§ Source excerpt
<<<<

# Are these airplanes real?



## syscom3 (Oct 17, 2007)

OK, check out this website, and tell me if any of these airplanes existed.

Very Weird Aircraft


----------



## ToughOmbre (Oct 18, 2007)

The B-17, for sure.  

TO


----------



## Bf109_g (Oct 18, 2007)

TO, I reckon you'd have to be a suicidial maniac to fly the "Gallipoli" if it had ever existed at all, and even more so for the even weirder "Shirley".


----------



## Njaco (Oct 19, 2007)

Sys, I believe they're made up, just from the names. "Hundley-Pudge" ?? I've been to that website before and they're alittle tongue in cheek.


----------



## Graeme (Oct 20, 2007)

Although 'modern' (1996), Russia's Aeroprogress T-752 Shtyk would fit easily into Very Weird Aircraft.

>>>>

§ Stated task
Copy word for word the stretch of the forum thread from "TO, I reckon" to "(Oct 19, 2007)". The lines that come next are separate material, unrelated to the forum thread.

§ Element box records

<<<<

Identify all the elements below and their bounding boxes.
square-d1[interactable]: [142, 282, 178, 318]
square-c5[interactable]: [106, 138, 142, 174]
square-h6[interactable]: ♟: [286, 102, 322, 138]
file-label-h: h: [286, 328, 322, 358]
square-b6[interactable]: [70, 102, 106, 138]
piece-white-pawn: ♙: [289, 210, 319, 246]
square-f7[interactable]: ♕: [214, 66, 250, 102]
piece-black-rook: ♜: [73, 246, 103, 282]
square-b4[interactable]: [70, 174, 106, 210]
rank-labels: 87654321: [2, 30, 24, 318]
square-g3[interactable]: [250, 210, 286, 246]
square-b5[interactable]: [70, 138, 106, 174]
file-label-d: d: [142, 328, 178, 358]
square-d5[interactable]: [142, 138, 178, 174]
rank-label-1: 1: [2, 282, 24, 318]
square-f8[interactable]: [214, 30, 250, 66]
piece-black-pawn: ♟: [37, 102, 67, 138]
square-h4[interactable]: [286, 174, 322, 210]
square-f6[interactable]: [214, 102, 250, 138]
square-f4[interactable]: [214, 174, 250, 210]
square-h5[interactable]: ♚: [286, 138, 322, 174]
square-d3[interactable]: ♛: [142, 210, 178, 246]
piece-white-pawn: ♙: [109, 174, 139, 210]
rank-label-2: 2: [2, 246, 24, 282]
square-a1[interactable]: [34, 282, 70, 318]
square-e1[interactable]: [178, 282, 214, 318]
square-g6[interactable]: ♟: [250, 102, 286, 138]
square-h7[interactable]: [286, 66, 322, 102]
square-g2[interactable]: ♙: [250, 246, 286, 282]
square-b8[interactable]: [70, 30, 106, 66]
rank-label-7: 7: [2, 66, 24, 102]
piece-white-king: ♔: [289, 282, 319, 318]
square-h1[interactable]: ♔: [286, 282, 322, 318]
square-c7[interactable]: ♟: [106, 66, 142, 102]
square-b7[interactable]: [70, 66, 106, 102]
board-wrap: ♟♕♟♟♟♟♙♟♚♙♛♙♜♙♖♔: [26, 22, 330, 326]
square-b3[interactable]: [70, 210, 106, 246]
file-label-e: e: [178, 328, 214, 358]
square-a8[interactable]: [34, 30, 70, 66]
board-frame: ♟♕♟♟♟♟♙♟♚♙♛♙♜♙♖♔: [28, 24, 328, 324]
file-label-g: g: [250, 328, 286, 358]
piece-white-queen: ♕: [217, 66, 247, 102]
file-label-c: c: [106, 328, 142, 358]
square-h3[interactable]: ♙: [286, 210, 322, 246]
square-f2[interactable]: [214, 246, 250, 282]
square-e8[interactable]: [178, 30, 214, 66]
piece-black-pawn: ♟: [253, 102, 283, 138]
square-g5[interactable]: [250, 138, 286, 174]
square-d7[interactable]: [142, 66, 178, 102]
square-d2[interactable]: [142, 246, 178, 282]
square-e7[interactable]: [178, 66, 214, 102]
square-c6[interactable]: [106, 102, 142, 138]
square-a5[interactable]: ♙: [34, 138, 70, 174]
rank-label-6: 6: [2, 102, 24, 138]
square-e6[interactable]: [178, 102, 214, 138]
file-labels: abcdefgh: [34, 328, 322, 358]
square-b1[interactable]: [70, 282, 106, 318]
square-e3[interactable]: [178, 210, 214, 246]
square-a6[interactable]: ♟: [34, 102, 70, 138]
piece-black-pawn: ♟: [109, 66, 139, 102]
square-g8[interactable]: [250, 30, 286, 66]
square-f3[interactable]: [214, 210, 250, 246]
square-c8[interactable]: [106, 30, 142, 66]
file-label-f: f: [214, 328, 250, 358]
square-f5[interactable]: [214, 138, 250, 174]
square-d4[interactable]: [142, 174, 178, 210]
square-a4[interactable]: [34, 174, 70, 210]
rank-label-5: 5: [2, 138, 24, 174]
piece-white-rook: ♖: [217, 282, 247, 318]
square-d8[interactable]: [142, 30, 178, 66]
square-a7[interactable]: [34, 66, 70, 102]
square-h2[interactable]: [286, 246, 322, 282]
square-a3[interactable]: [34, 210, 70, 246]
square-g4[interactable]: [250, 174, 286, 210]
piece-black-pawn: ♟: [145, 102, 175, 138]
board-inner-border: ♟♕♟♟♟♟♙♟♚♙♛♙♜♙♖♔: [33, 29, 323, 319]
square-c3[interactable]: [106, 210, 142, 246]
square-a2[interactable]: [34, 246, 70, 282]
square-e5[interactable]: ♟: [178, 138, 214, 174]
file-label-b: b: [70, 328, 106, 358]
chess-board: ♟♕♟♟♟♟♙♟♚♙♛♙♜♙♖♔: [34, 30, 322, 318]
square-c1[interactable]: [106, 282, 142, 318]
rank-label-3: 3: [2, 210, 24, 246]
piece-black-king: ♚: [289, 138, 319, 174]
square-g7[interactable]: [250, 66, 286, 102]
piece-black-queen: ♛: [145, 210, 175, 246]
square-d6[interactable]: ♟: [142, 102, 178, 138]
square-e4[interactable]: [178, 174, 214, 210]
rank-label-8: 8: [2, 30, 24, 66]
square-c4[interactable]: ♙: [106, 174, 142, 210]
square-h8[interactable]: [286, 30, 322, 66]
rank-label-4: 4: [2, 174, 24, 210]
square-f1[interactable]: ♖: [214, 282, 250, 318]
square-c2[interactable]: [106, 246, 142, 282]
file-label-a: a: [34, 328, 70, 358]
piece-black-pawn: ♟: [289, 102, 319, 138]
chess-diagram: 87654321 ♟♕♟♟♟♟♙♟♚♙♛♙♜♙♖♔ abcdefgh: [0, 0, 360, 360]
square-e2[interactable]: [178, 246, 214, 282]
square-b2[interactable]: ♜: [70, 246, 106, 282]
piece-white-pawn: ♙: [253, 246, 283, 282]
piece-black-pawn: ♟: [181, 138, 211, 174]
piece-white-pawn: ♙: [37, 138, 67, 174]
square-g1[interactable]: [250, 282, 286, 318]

>>>>

§ Expected output
TO, I reckon you'd have to be a suicidial maniac to fly the "Gallipoli" if it had ever existed at all, and even more so for the even weirder "Shirley".


----------



## Njaco (Oct 19, 2007)